= What is required =
Every record here needs to be written out again exactly.
Start
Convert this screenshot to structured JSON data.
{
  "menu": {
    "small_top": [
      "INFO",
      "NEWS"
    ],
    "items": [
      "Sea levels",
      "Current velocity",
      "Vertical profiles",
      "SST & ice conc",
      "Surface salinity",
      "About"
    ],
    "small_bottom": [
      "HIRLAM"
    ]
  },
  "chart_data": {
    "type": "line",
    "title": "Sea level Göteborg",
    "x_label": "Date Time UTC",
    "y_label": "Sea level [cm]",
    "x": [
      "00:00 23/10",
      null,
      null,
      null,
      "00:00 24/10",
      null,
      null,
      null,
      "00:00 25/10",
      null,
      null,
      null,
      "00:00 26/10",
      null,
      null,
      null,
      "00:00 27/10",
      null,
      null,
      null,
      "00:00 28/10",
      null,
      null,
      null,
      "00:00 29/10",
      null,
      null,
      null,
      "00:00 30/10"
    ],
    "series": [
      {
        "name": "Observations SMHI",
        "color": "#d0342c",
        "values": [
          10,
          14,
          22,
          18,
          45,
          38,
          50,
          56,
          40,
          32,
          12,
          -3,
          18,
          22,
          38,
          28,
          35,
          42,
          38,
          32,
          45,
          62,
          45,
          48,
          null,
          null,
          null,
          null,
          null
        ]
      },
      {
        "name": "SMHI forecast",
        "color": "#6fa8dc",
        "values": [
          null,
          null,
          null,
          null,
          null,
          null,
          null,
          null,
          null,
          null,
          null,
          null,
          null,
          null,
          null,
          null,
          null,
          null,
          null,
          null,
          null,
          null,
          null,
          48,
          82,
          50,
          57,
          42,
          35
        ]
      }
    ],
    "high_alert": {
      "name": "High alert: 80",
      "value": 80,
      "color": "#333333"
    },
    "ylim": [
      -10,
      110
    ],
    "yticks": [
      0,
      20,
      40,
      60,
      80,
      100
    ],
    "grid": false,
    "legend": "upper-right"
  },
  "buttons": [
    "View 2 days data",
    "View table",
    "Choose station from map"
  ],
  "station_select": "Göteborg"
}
End
= Result below =
Convert this screenshot to structured JSON data.
{
  "menu": {
    "small_top": [
      "INFO",
      "NEWS"
    ],
    "items": [
      "Sea levels",
      "Current velocity",
      "Vertical profiles",
      "SST & ice conc",
      "Surface salinity",
      "About"
    ],
    "small_bottom": [
      "HIRLAM"
    ]
  },
  "chart_data": {
    "type": "line",
    "title": "Sea level Göteborg",
    "x_label": "Date Time UTC",
    "y_label": "Sea level [cm]",
    "x": [
      "00:00 23/10",
      null,
      null,
      null,
      "00:00 24/10",
      null,
      null,
      null,
      "00:00 25/10",
      null,
      null,
      null,
      "00:00 26/10",
      null,
      null,
      null,
      "00:00 27/10",
      null,
      null,
      null,
      "00:00 28/10",
      null,
      null,
      null,
      "00:00 29/10",
      null,
      null,
      null,
      "00:00 30/10"
    ],
    "series": [
      {
        "name": "Observations SMHI",
        "color": "#d0342c",
        "values": [
          10,
          14,
          22,
          18,
          45,
          38,
          50,
          56,
          40,
          32,
          12,
          -3,
          18,
          22,
          38,
          28,
          35,
          42,
          38,
          32,
          45,
          62,
          45,
          48,
          null,
          null,
          null,
          null,
          null
        ]
      },
      {
        "name": "SMHI forecast",
        "color": "#6fa8dc",
        "values": [
          null,
          null,
          null,
          null,
          null,
          null,
          null,
          null,
          null,
          null,
          null,
          null,
          null,
          null,
          null,
          null,
          null,
          null,
          null,
          null,
          null,
          null,
          null,
          48,
          82,
          50,
          57,
          42,
          35
        ]
      }
    ],
    "high_alert": {
      "name": "High alert: 80",
      "value": 80,
      "color": "#333333"
    },
    "ylim": [
      -10,
      110
    ],
    "yticks": [
      0,
      20,
      40,
      60,
      80,
      100
    ],
    "grid": false,
    "legend": "upper-right"
  },
  "buttons": [
    "View 2 days data",
    "View table",
    "Choose station from map"
  ],
  "station_select": "Göteborg"
}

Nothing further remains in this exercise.